* BEGIN DATASET RECORDS *
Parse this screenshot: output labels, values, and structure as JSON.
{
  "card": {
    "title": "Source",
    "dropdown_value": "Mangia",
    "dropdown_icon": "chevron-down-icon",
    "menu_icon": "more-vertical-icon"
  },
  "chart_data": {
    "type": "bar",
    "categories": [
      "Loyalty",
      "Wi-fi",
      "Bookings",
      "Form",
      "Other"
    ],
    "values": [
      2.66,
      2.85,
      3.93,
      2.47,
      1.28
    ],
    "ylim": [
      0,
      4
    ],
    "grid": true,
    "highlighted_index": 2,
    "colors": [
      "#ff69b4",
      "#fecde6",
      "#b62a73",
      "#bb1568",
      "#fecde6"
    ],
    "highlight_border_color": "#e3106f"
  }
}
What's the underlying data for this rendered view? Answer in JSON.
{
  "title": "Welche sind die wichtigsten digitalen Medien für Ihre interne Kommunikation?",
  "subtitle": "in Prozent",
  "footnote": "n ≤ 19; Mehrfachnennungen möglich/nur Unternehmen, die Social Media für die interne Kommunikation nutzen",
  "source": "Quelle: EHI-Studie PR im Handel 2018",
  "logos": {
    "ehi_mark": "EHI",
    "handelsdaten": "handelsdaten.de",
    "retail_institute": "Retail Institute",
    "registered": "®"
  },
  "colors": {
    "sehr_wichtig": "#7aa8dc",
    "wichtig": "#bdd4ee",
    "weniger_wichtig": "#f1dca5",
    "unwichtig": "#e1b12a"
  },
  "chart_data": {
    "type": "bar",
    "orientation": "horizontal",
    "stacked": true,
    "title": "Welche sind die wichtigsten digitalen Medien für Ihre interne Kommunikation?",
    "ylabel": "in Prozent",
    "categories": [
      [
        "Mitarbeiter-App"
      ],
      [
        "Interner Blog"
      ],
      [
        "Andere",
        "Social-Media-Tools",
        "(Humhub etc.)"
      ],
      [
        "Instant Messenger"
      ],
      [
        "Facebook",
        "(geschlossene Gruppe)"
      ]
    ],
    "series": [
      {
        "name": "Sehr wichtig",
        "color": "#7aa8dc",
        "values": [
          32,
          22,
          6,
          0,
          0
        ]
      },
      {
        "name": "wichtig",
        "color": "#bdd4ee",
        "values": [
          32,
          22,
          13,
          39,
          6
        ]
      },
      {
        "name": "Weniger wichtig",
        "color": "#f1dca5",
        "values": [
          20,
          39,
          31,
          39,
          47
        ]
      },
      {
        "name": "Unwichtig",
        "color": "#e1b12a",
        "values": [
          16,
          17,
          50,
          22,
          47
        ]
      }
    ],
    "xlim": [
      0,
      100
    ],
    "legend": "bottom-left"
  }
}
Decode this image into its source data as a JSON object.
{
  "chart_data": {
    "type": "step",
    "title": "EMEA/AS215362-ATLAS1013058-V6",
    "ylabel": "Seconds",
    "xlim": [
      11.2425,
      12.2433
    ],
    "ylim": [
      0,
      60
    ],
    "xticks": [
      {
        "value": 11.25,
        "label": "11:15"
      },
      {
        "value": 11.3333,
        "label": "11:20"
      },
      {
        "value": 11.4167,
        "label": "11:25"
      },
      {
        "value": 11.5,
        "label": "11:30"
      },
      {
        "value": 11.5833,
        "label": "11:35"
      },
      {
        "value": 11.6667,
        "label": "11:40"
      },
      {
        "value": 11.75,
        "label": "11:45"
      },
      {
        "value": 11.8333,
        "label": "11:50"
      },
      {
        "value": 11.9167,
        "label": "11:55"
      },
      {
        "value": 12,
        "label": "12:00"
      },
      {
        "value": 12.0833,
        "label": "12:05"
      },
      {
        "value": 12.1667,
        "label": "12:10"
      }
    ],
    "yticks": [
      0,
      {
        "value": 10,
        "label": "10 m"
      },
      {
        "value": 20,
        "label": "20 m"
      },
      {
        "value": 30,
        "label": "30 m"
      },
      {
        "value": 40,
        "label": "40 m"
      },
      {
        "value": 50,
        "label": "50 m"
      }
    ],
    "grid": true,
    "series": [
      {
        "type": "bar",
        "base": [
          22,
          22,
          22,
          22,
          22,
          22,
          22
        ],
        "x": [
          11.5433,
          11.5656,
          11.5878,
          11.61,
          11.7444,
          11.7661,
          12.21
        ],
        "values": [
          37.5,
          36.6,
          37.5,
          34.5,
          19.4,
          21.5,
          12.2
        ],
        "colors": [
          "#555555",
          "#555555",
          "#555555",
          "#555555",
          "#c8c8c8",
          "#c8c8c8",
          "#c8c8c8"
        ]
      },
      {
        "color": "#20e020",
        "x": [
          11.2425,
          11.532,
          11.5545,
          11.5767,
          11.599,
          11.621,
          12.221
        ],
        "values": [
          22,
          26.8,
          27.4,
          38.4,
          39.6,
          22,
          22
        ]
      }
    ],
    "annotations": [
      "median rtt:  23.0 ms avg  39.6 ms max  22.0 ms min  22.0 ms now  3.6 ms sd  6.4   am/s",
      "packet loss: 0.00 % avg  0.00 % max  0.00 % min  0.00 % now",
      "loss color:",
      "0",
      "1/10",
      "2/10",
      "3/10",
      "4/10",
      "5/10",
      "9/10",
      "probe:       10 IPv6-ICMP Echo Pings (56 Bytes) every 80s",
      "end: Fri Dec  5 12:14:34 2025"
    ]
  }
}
* END DATASET RECORDS *
SET EXERCISE: Retype the listing. Match it exactly.

WRITTEN ANSWER:
Parse this screenshot: output labels, values, and structure as JSON.
{
  "card": {
    "title": "Source",
    "dropdown_value": "Mangia",
    "dropdown_icon": "chevron-down-icon",
    "menu_icon": "more-vertical-icon"
  },
  "chart_data": {
    "type": "bar",
    "categories": [
      "Loyalty",
      "Wi-fi",
      "Bookings",
      "Form",
      "Other"
    ],
    "values": [
      2.66,
      2.85,
      3.93,
      2.47,
      1.28
    ],
    "ylim": [
      0,
      4
    ],
    "grid": true,
    "highlighted_index": 2,
    "colors": [
      "#ff69b4",
      "#fecde6",
      "#b62a73",
      "#bb1568",
      "#fecde6"
    ],
    "highlight_border_color": "#e3106f"
  }
}
What's the underlying data for this rendered view? Answer in JSON.
{
  "title": "Welche sind die wichtigsten digitalen Medien für Ihre interne Kommunikation?",
  "subtitle": "in Prozent",
  "footnote": "n ≤ 19; Mehrfachnennungen möglich/nur Unternehmen, die Social Media für die interne Kommunikation nutzen",
  "source": "Quelle: EHI-Studie PR im Handel 2018",
  "logos": {
    "ehi_mark": "EHI",
    "handelsdaten": "handelsdaten.de",
    "retail_institute": "Retail Institute",
    "registered": "®"
  },
  "colors": {
    "sehr_wichtig": "#7aa8dc",
    "wichtig": "#bdd4ee",
    "weniger_wichtig": "#f1dca5",
    "unwichtig": "#e1b12a"
  },
  "chart_data": {
    "type": "bar",
    "orientation": "horizontal",
    "stacked": true,
    "title": "Welche sind die wichtigsten digitalen Medien für Ihre interne Kommunikation?",
    "ylabel": "in Prozent",
    "categories": [
      [
        "Mitarbeiter-App"
      ],
      [
        "Interner Blog"
      ],
      [
        "Andere",
        "Social-Media-Tools",
        "(Humhub etc.)"
      ],
      [
        "Instant Messenger"
      ],
      [
        "Facebook",
        "(geschlossene Gruppe)"
      ]
    ],
    "series": [
      {
        "name": "Sehr wichtig",
        "color": "#7aa8dc",
        "values": [
          32,
          22,
          6,
          0,
          0
        ]
      },
      {
        "name": "wichtig",
        "color": "#bdd4ee",
        "values": [
          32,
          22,
          13,
          39,
          6
        ]
      },
      {
        "name": "Weniger wichtig",
        "color": "#f1dca5",
        "values": [
          20,
          39,
          31,
          39,
          47
        ]
      },
      {
        "name": "Unwichtig",
        "color": "#e1b12a",
        "values": [
          16,
          17,
          50,
          22,
          47
        ]
      }
    ],
    "xlim": [
      0,
      100
    ],
    "legend": "bottom-left"
  }
}
Decode this image into its source data as a JSON object.
{
  "chart_data": {
    "type": "step",
    "title": "EMEA/AS215362-ATLAS1013058-V6",
    "ylabel": "Seconds",
    "xlim": [
      11.2425,
      12.2433
    ],
    "ylim": [
      0,
      60
    ],
    "xticks": [
      {
        "value": 11.25,
        "label": "11:15"
      },
      {
        "value": 11.3333,
        "label": "11:20"
      },
      {
        "value": 11.4167,
        "label": "11:25"
      },
      {
        "value": 11.5,
        "label": "11:30"
      },
      {
        "value": 11.5833,
        "label": "11:35"
      },
      {
        "value": 11.6667,
        "label": "11:40"
      },
      {
        "value": 11.75,
        "label": "11:45"
      },
      {
        "value": 11.8333,
        "label": "11:50"
      },
      {
        "value": 11.9167,
        "label": "11:55"
      },
      {
        "value": 12,
        "label": "12:00"
      },
      {
        "value": 12.0833,
        "label": "12:05"
      },
      {
        "value": 12.1667,
        "label": "12:10"
      }
    ],
    "yticks": [
      0,
      {
        "value": 10,
        "label": "10 m"
      },
      {
        "value": 20,
        "label": "20 m"
      },
      {
        "value": 30,
        "label": "30 m"
      },
      {
        "value": 40,
        "label": "40 m"
      },
      {
        "value": 50,
        "label": "50 m"
      }
    ],
    "grid": true,
    "series": [
      {
        "type": "bar",
        "base": [
          22,
          22,
          22,
          22,
          22,
          22,
          22
        ],
        "x": [
          11.5433,
          11.5656,
          11.5878,
          11.61,
          11.7444,
          11.7661,
          12.21
        ],
        "values": [
          37.5,
          36.6,
          37.5,
          34.5,
          19.4,
          21.5,
          12.2
        ],
        "colors": [
          "#555555",
          "#555555",
          "#555555",
          "#555555",
          "#c8c8c8",
          "#c8c8c8",
          "#c8c8c8"
        ]
      },
      {
        "color": "#20e020",
        "x": [
          11.2425,
          11.532,
          11.5545,
          11.5767,
          11.599,
          11.621,
          12.221
        ],
        "values": [
          22,
          26.8,
          27.4,
          38.4,
          39.6,
          22,
          22
        ]
      }
    ],
    "annotations": [
      "median rtt:  23.0 ms avg  39.6 ms max  22.0 ms min  22.0 ms now  3.6 ms sd  6.4   am/s",
      "packet loss: 0.00 % avg  0.00 % max  0.00 % min  0.00 % now",
      "loss color:",
      "0",
      "1/10",
      "2/10",
      "3/10",
      "4/10",
      "5/10",
      "9/10",
      "probe:       10 IPv6-ICMP Echo Pings (56 Bytes) every 80s",
      "end: Fri Dec  5 12:14:34 2025"
    ]
  }
}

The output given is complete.